Work required ▸ Look for the string "given" and copy every line that has it.

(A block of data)
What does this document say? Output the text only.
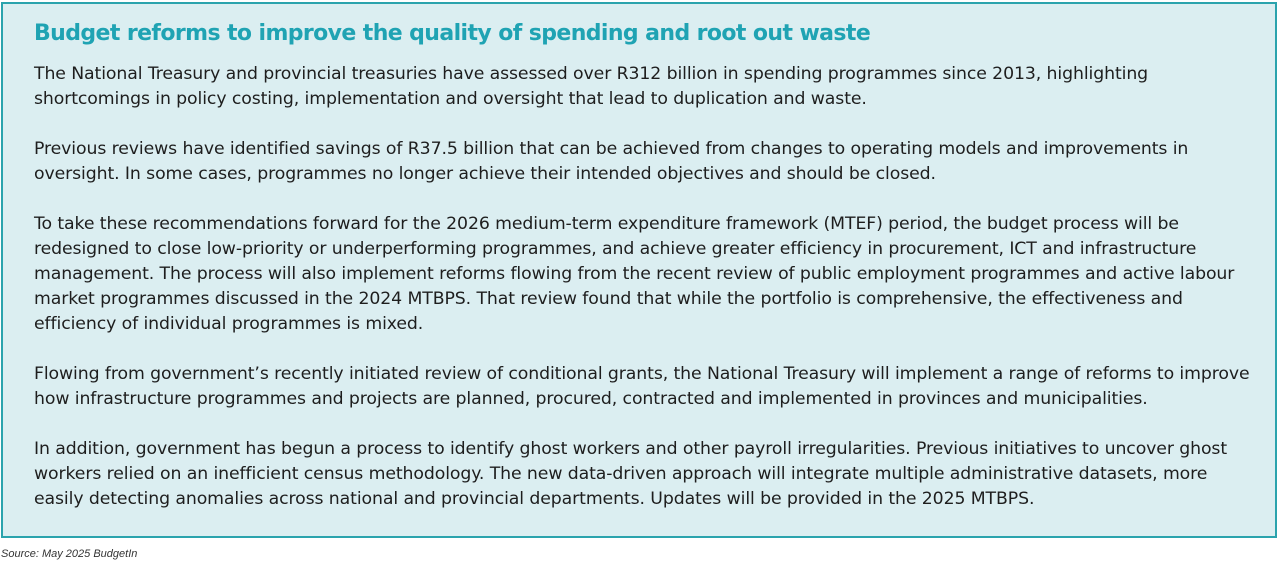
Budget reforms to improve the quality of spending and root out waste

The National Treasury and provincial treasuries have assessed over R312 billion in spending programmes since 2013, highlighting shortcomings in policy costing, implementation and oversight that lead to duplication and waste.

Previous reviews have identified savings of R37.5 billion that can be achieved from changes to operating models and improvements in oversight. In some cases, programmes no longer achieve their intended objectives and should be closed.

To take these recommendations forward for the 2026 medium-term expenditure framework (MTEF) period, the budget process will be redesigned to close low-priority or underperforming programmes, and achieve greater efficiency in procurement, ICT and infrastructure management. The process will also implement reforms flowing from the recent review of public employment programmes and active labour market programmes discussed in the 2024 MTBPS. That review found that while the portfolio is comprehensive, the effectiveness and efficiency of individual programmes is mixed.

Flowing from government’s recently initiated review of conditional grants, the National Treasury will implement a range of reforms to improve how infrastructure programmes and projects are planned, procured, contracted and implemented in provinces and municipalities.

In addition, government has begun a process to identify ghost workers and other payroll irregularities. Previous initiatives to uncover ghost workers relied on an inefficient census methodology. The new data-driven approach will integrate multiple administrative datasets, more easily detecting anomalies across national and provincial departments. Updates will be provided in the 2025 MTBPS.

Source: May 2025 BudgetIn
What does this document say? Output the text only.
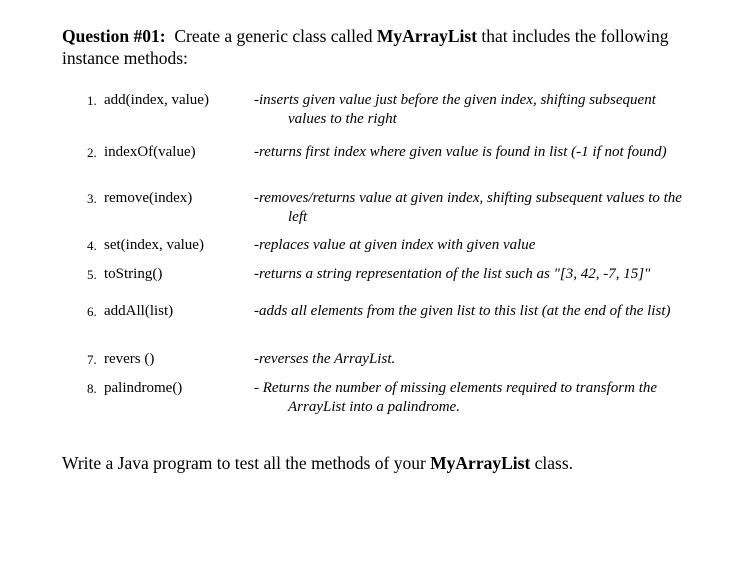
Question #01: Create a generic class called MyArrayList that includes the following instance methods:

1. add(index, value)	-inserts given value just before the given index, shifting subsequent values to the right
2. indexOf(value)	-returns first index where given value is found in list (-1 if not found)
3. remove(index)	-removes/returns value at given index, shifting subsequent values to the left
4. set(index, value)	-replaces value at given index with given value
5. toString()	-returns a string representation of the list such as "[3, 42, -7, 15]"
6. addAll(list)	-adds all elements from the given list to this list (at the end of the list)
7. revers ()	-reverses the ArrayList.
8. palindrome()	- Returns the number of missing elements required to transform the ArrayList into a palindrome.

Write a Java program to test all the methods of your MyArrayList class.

Solution ▸
1. add(index, value)	-inserts given value just before the given index, shifting subsequent values to the right
2. indexOf(value)	-returns first index where given value is found in list (-1 if not found)
3. remove(index)	-removes/returns value at given index, shifting subsequent values to the left
4. set(index, value)	-replaces value at given index with given value
6. addAll(list)	-adds all elements from the given list to this list (at the end of the list)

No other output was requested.